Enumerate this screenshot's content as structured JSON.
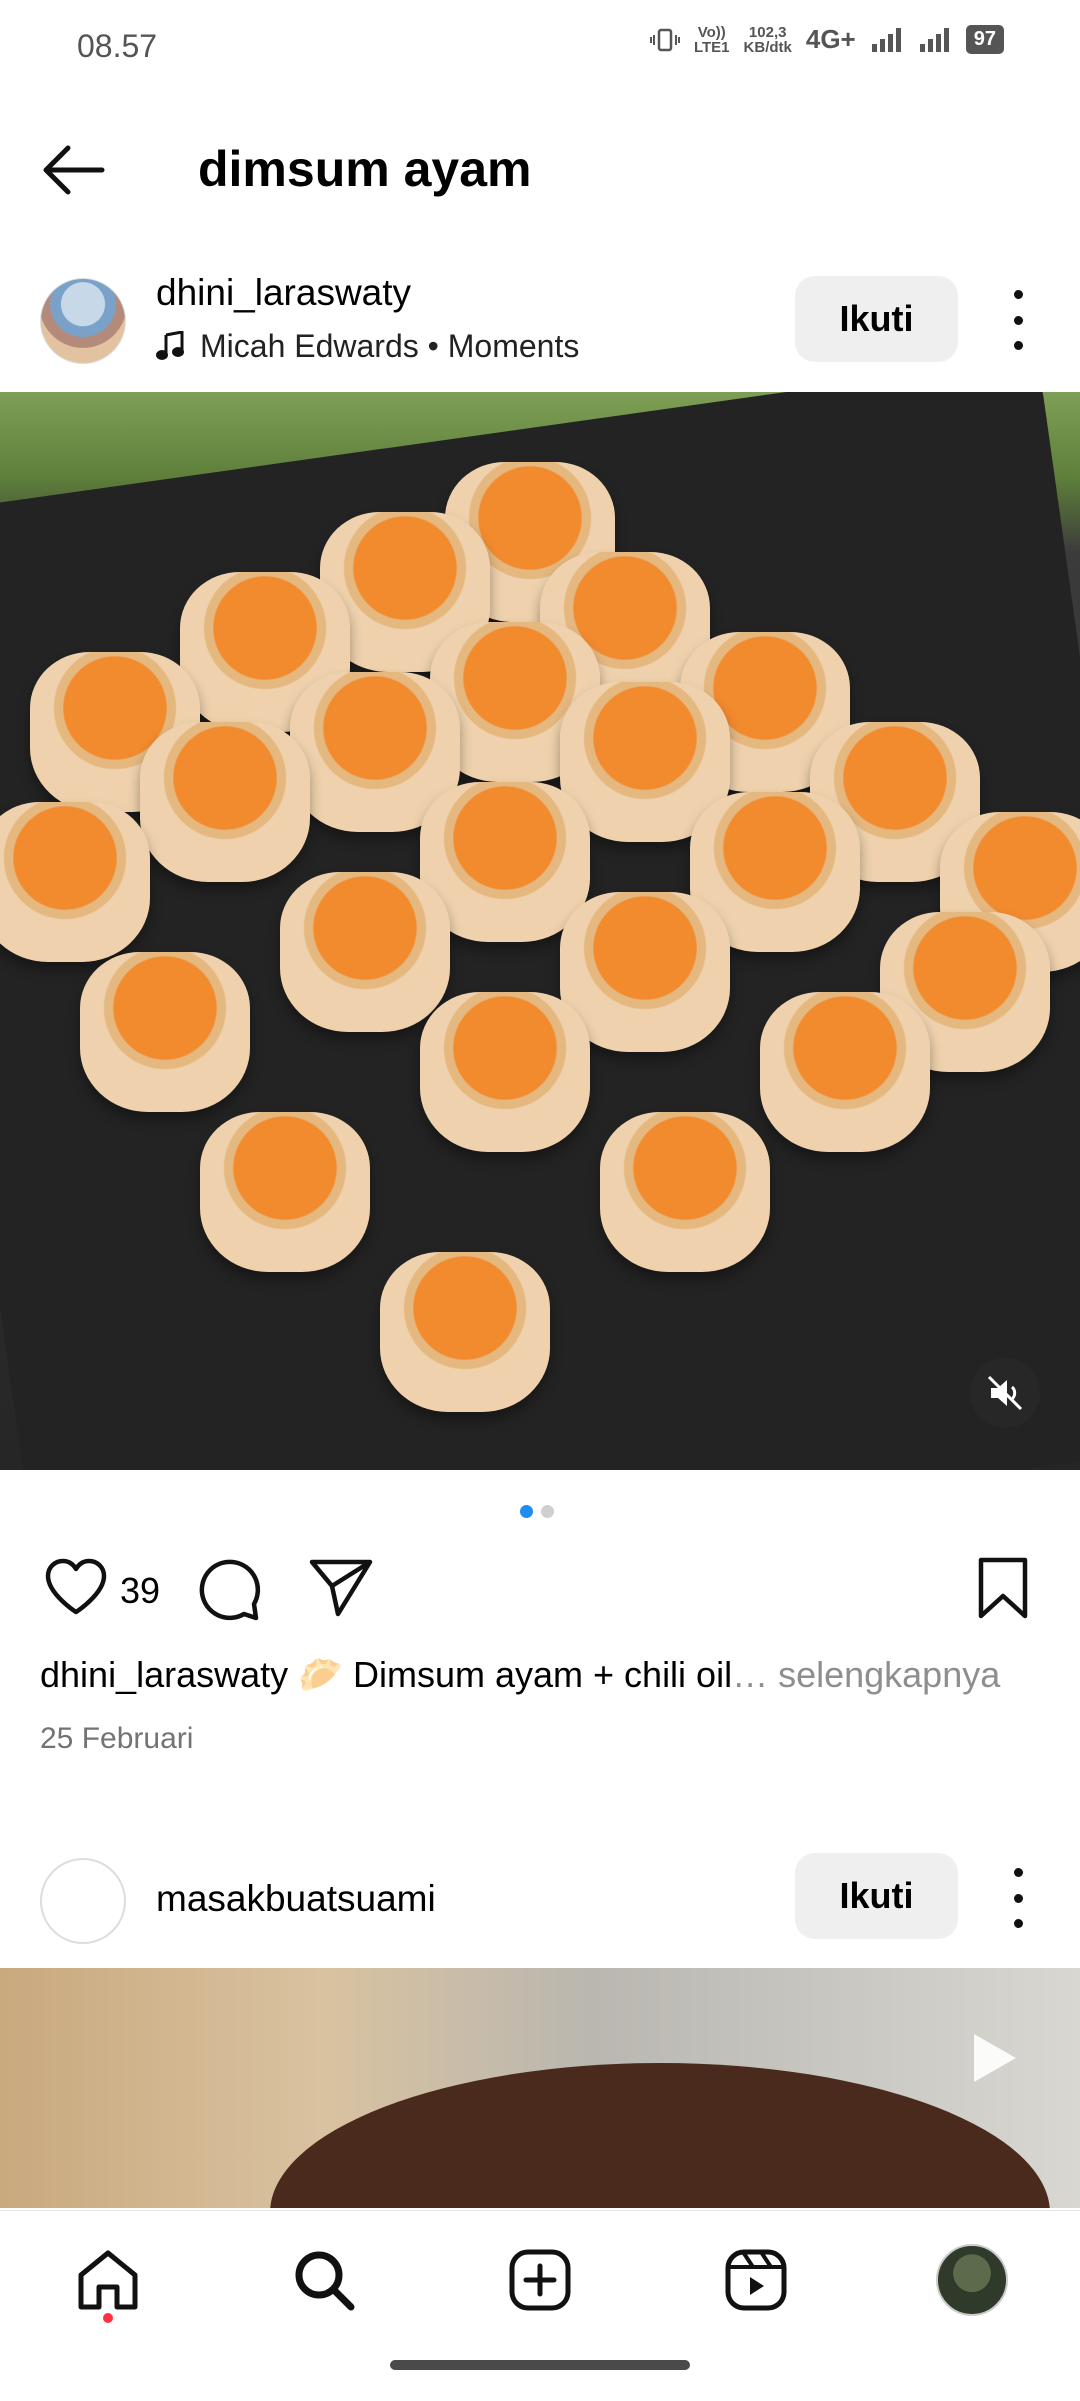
{
  "status_bar": {
    "time": "08.57",
    "volte": "Vo))",
    "lte": "LTE1",
    "speed_value": "102,3",
    "speed_unit": "KB/dtk",
    "network": "4G+",
    "battery": "97"
  },
  "header": {
    "title": "dimsum ayam",
    "back_icon": "arrow-left-icon"
  },
  "post1": {
    "username": "dhini_laraswaty",
    "music_icon": "music-note-icon",
    "music_text": "Micah Edwards • Moments",
    "follow_label": "Ikuti",
    "likes": "39",
    "caption_user": "dhini_laraswaty",
    "caption_emoji": "🥟",
    "caption_text": " Dimsum ayam + chili oil",
    "caption_more": "… selengkapnya",
    "date": "25 Februari",
    "carousel_count": 2,
    "carousel_active": 1
  },
  "post2": {
    "username": "masakbuatsuami",
    "follow_label": "Ikuti"
  },
  "bottom_nav": {
    "items": [
      "home-icon",
      "search-icon",
      "add-icon",
      "reels-icon",
      "profile-avatar"
    ]
  },
  "colors": {
    "accent_blue": "#1f8ef1",
    "notification_red": "#ff3040",
    "button_bg": "#efefef"
  }
}
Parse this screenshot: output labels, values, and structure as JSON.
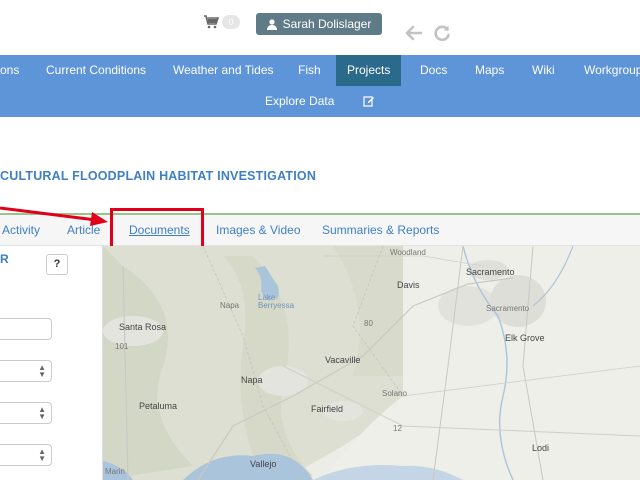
{
  "header": {
    "cart_count": "0",
    "user_name": "Sarah Dolislager",
    "icons": {
      "cart": "cart-icon",
      "user": "user-icon",
      "back": "back-arrow-icon",
      "reload": "reload-icon"
    }
  },
  "nav": {
    "items": [
      {
        "label": "ons"
      },
      {
        "label": "Current Conditions"
      },
      {
        "label": "Weather and Tides"
      },
      {
        "label": "Fish"
      },
      {
        "label": "Projects",
        "active": true
      },
      {
        "label": "Docs"
      },
      {
        "label": "Maps"
      },
      {
        "label": "Wiki"
      },
      {
        "label": "Workgroup"
      }
    ],
    "explore_label": "Explore Data",
    "edit_icon": "edit-icon",
    "colors": {
      "bar": "#5e94d8",
      "active": "#2c6a8c"
    }
  },
  "project": {
    "title": "CULTURAL FLOODPLAIN HABITAT INVESTIGATION"
  },
  "tabs": {
    "items": [
      {
        "label": "Activity"
      },
      {
        "label": "Article"
      },
      {
        "label": "Documents",
        "selected": true
      },
      {
        "label": "Images & Video"
      },
      {
        "label": "Summaries & Reports"
      }
    ]
  },
  "annotation": {
    "color": "#e0001b"
  },
  "sidebar": {
    "heading": "R",
    "help_label": "?",
    "input_value": "",
    "selects": [
      {
        "value": ""
      },
      {
        "value": ""
      },
      {
        "value": ""
      }
    ]
  },
  "map": {
    "labels": {
      "woodland": "Woodland",
      "davis": "Davis",
      "sacramento": "Sacramento",
      "sacramento_small": "Sacramento",
      "napa_small": "Napa",
      "lake_berryessa": "Lake Berryessa",
      "santa_rosa": "Santa Rosa",
      "elk_grove": "Elk Grove",
      "vacaville": "Vacaville",
      "napa": "Napa",
      "solano": "Solano",
      "petaluma": "Petaluma",
      "fairfield": "Fairfield",
      "lodi": "Lodi",
      "vallejo": "Vallejo",
      "marin": "Marin",
      "hwy_101": "101",
      "hwy_80": "80",
      "hwy_12": "12"
    }
  }
}
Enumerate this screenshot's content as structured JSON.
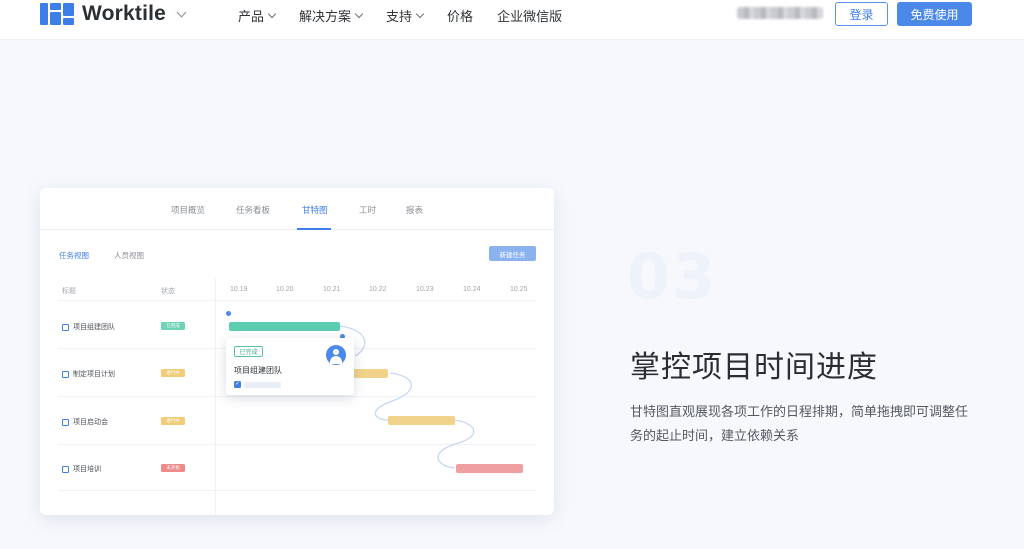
{
  "nav": {
    "logo_text": "Worktile",
    "menu": [
      {
        "label": "产品",
        "has_dropdown": true
      },
      {
        "label": "解决方案",
        "has_dropdown": true
      },
      {
        "label": "支持",
        "has_dropdown": true
      },
      {
        "label": "价格",
        "has_dropdown": false
      },
      {
        "label": "企业微信版",
        "has_dropdown": false
      }
    ],
    "login_label": "登录",
    "free_label": "免费使用"
  },
  "card": {
    "tabs": [
      "项目概览",
      "任务看板",
      "甘特图",
      "工时",
      "报表"
    ],
    "active_tab": "甘特图",
    "views": [
      "任务视图",
      "人员视图"
    ],
    "new_task_label": "新建任务",
    "col_title": "标题",
    "col_status": "状态",
    "dates": [
      "10.19",
      "10.20",
      "10.21",
      "10.22",
      "10.23",
      "10.24",
      "10.25"
    ],
    "rows": [
      {
        "title": "项目组建团队",
        "status": "已完成",
        "status_color": "#6fd3b7",
        "bar_color": "#5ccdb1"
      },
      {
        "title": "制定项目计划",
        "status": "进行中",
        "status_color": "#f2cc7a",
        "bar_color": "#f2d38c"
      },
      {
        "title": "项目启动会",
        "status": "进行中",
        "status_color": "#f2cc7a",
        "bar_color": "#f2d38c"
      },
      {
        "title": "项目培训",
        "status": "未开始",
        "status_color": "#ef8a8a",
        "bar_color": "#ef9f9f"
      }
    ],
    "popup": {
      "badge": "已完成",
      "title": "项目组建团队"
    }
  },
  "feature": {
    "number": "03",
    "headline": "掌控项目时间进度",
    "description": "甘特图直观展现各项工作的日程排期，简单拖拽即可调整任务的起止时间，建立依赖关系"
  }
}
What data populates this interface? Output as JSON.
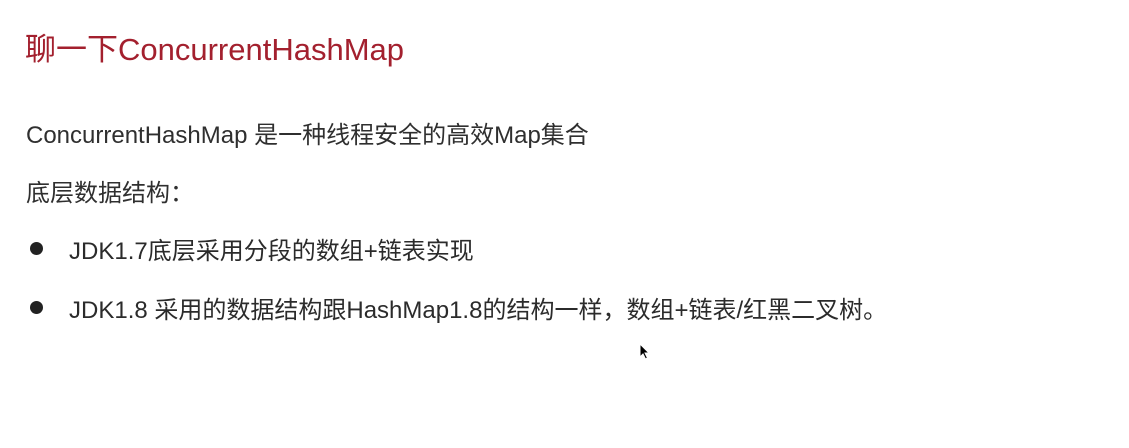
..........
Work required: Each record should be quoted exactly, with the images omitted.

Written solution:
Enumerate this screenshot's content as structured JSON.
{
  "status_bar": {
    "time": "08.57",
    "volte": "Vo))",
    "lte": "LTE1",
    "speed_value": "102,3",
    "speed_unit": "KB/dtk",
    "network": "4G+",
    "battery": "97"
  },
  "header": {
    "title": "dimsum ayam",
    "back_icon": "arrow-left-icon"
  },
  "post1": {
    "username": "dhini_laraswaty",
    "music_icon": "music-note-icon",
    "music_text": "Micah Edwards • Moments",
    "follow_label": "Ikuti",
    "likes": "39",
    "caption_user": "dhini_laraswaty",
    "caption_emoji": "🥟",
    "caption_text": " Dimsum ayam + chili oil",
    "caption_more": "… selengkapnya",
    "date": "25 Februari",
    "carousel_count": 2,
    "carousel_active": 1
  },
  "post2": {
    "username": "masakbuatsuami",
    "follow_label": "Ikuti"
  },
  "bottom_nav": {
    "items": [
      "home-icon",
      "search-icon",
      "add-icon",
      "reels-icon",
      "profile-avatar"
    ]
  },
  "colors": {
    "accent_blue": "#1f8ef1",
    "notification_red": "#ff3040",
    "button_bg": "#efefef"
  }
}
Parse this screenshot: output labels, values, and structure as JSON.
{
  "header": {
    "cart_count": "0",
    "user_name": "Sarah Dolislager",
    "icons": {
      "cart": "cart-icon",
      "user": "user-icon",
      "back": "back-arrow-icon",
      "reload": "reload-icon"
    }
  },
  "nav": {
    "items": [
      {
        "label": "ons"
      },
      {
        "label": "Current Conditions"
      },
      {
        "label": "Weather and Tides"
      },
      {
        "label": "Fish"
      },
      {
        "label": "Projects",
        "active": true
      },
      {
        "label": "Docs"
      },
      {
        "label": "Maps"
      },
      {
        "label": "Wiki"
      },
      {
        "label": "Workgroup"
      }
    ],
    "explore_label": "Explore Data",
    "edit_icon": "edit-icon",
    "colors": {
      "bar": "#5e94d8",
      "active": "#2c6a8c"
    }
  },
  "project": {
    "title": "CULTURAL FLOODPLAIN HABITAT INVESTIGATION"
  },
  "tabs": {
    "items": [
      {
        "label": "Activity"
      },
      {
        "label": "Article"
      },
      {
        "label": "Documents",
        "selected": true
      },
      {
        "label": "Images & Video"
      },
      {
        "label": "Summaries & Reports"
      }
    ]
  },
  "annotation": {
    "color": "#e0001b"
  },
  "sidebar": {
    "heading": "R",
    "help_label": "?",
    "input_value": "",
    "selects": [
      {
        "value": ""
      },
      {
        "value": ""
      },
      {
        "value": ""
      }
    ]
  },
  "map": {
    "labels": {
      "woodland": "Woodland",
      "davis": "Davis",
      "sacramento": "Sacramento",
      "sacramento_small": "Sacramento",
      "napa_small": "Napa",
      "lake_berryessa": "Lake Berryessa",
      "santa_rosa": "Santa Rosa",
      "elk_grove": "Elk Grove",
      "vacaville": "Vacaville",
      "napa": "Napa",
      "solano": "Solano",
      "petaluma": "Petaluma",
      "fairfield": "Fairfield",
      "lodi": "Lodi",
      "vallejo": "Vallejo",
      "marin": "Marin",
      "hwy_101": "101",
      "hwy_80": "80",
      "hwy_12": "12"
    }
  }
}
Enumerate this screenshot's content as structured JSON.
{
  "nav": {
    "logo_text": "Worktile",
    "menu": [
      {
        "label": "产品",
        "has_dropdown": true
      },
      {
        "label": "解决方案",
        "has_dropdown": true
      },
      {
        "label": "支持",
        "has_dropdown": true
      },
      {
        "label": "价格",
        "has_dropdown": false
      },
      {
        "label": "企业微信版",
        "has_dropdown": false
      }
    ],
    "login_label": "登录",
    "free_label": "免费使用"
  },
  "card": {
    "tabs": [
      "项目概览",
      "任务看板",
      "甘特图",
      "工时",
      "报表"
    ],
    "active_tab": "甘特图",
    "views": [
      "任务视图",
      "人员视图"
    ],
    "new_task_label": "新建任务",
    "col_title": "标题",
    "col_status": "状态",
    "dates": [
      "10.19",
      "10.20",
      "10.21",
      "10.22",
      "10.23",
      "10.24",
      "10.25"
    ],
    "rows": [
      {
        "title": "项目组建团队",
        "status": "已完成",
        "status_color": "#6fd3b7",
        "bar_color": "#5ccdb1"
      },
      {
        "title": "制定项目计划",
        "status": "进行中",
        "status_color": "#f2cc7a",
        "bar_color": "#f2d38c"
      },
      {
        "title": "项目启动会",
        "status": "进行中",
        "status_color": "#f2cc7a",
        "bar_color": "#f2d38c"
      },
      {
        "title": "项目培训",
        "status": "未开始",
        "status_color": "#ef8a8a",
        "bar_color": "#ef9f9f"
      }
    ],
    "popup": {
      "badge": "已完成",
      "title": "项目组建团队"
    }
  },
  "feature": {
    "number": "03",
    "headline": "掌控项目时间进度",
    "description": "甘特图直观展现各项工作的日程排期，简单拖拽即可调整任务的起止时间，建立依赖关系"
  }
}
What data populates this interface? Output as JSON.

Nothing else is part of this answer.